■ What to do
Read the listing below and copy out every line that holds "xlabel".

■ Data listing
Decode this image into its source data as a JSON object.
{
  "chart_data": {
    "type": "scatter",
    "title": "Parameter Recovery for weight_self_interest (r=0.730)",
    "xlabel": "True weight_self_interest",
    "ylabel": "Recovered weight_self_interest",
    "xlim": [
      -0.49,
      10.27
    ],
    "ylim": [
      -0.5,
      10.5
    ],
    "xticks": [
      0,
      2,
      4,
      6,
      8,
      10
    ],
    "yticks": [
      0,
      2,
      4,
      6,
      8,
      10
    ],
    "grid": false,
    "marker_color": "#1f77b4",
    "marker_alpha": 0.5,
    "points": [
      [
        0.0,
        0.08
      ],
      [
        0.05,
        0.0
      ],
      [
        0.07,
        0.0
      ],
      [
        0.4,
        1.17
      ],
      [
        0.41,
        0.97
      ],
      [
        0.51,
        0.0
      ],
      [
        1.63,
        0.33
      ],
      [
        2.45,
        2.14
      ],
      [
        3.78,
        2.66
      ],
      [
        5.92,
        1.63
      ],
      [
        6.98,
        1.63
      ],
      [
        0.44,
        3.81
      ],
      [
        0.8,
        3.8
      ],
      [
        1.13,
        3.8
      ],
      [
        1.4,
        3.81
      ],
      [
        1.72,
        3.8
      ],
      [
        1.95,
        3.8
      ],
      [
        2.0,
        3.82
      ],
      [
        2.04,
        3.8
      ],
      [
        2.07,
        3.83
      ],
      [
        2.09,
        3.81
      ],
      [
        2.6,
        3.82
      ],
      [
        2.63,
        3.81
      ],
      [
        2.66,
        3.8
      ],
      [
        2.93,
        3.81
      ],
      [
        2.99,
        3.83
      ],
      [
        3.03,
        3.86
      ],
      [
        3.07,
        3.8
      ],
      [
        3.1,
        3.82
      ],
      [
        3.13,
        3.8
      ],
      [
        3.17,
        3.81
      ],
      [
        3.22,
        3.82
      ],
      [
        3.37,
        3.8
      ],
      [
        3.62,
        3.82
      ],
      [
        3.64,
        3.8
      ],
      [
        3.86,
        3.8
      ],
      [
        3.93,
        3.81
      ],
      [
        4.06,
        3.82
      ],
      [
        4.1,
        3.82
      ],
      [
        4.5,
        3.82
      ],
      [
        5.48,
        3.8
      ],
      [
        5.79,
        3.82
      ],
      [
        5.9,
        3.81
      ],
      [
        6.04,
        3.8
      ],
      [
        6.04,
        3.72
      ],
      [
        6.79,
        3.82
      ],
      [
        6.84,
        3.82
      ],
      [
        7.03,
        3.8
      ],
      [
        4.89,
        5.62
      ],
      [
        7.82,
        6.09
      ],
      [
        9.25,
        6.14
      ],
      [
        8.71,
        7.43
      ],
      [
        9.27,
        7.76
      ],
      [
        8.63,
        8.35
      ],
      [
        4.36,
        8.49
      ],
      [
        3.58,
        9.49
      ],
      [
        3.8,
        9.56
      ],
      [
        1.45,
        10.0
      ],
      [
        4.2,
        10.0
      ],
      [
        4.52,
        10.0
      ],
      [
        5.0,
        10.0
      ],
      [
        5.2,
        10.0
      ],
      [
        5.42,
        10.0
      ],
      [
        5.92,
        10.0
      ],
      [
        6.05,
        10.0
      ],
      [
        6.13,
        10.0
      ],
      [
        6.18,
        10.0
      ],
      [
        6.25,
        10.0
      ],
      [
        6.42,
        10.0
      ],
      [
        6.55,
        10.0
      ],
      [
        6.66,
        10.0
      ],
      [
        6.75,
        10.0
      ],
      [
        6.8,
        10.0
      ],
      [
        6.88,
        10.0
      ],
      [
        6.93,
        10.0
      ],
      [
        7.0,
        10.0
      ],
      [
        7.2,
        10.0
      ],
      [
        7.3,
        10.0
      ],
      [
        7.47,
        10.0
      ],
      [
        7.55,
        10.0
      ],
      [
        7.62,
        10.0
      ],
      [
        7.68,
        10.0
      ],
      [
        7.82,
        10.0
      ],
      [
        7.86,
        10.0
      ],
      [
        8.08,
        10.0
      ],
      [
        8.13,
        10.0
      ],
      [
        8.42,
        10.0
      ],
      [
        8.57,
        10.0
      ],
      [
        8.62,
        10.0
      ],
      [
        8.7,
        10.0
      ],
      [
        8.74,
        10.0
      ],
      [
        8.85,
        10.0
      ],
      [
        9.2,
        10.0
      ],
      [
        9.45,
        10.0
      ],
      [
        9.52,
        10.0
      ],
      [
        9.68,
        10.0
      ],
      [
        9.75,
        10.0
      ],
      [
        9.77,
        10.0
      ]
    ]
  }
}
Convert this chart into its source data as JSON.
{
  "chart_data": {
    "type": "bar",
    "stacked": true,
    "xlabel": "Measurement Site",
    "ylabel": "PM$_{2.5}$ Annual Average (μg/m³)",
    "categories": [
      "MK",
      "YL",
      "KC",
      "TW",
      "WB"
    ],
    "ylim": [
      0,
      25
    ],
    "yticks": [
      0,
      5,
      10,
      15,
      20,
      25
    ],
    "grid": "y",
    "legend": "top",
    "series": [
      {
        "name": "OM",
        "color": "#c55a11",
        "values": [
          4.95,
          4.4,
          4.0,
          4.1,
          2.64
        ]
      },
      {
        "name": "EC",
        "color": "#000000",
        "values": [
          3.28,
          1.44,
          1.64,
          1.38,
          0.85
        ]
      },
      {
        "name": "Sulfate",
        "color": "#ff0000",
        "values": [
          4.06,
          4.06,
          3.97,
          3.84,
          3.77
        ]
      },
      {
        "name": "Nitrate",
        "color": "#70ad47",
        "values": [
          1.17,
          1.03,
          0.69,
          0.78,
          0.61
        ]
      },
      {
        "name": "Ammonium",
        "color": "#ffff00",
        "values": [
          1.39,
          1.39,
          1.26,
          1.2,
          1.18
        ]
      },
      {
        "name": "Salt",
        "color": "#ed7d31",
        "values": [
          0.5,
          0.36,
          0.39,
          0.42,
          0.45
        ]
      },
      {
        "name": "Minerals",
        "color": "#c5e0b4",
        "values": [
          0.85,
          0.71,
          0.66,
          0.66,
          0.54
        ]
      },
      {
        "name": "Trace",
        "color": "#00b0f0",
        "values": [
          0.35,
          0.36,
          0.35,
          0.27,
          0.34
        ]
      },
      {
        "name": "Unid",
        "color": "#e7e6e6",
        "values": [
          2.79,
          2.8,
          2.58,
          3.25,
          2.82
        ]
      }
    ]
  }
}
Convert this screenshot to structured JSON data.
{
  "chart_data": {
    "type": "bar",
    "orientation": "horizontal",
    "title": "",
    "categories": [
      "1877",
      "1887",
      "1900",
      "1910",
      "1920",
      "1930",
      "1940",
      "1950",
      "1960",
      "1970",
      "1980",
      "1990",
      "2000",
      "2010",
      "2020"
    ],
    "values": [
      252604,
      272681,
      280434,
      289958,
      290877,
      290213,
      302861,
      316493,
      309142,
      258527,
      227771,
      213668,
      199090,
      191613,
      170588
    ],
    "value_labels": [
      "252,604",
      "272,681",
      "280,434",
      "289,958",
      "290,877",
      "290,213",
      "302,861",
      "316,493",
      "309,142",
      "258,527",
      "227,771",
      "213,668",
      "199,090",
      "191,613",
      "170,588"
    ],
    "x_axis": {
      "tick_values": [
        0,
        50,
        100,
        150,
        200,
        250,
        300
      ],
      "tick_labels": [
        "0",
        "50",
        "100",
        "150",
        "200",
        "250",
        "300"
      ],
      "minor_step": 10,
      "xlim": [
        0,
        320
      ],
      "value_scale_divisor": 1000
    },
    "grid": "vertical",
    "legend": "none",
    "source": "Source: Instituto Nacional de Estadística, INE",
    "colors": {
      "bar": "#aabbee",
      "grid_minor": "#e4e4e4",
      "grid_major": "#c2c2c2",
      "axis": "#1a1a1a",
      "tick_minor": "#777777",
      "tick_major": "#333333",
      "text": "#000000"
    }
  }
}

■ Written solution
    "xlabel": "True weight_self_interest",
    "xlabel": "Measurement Site",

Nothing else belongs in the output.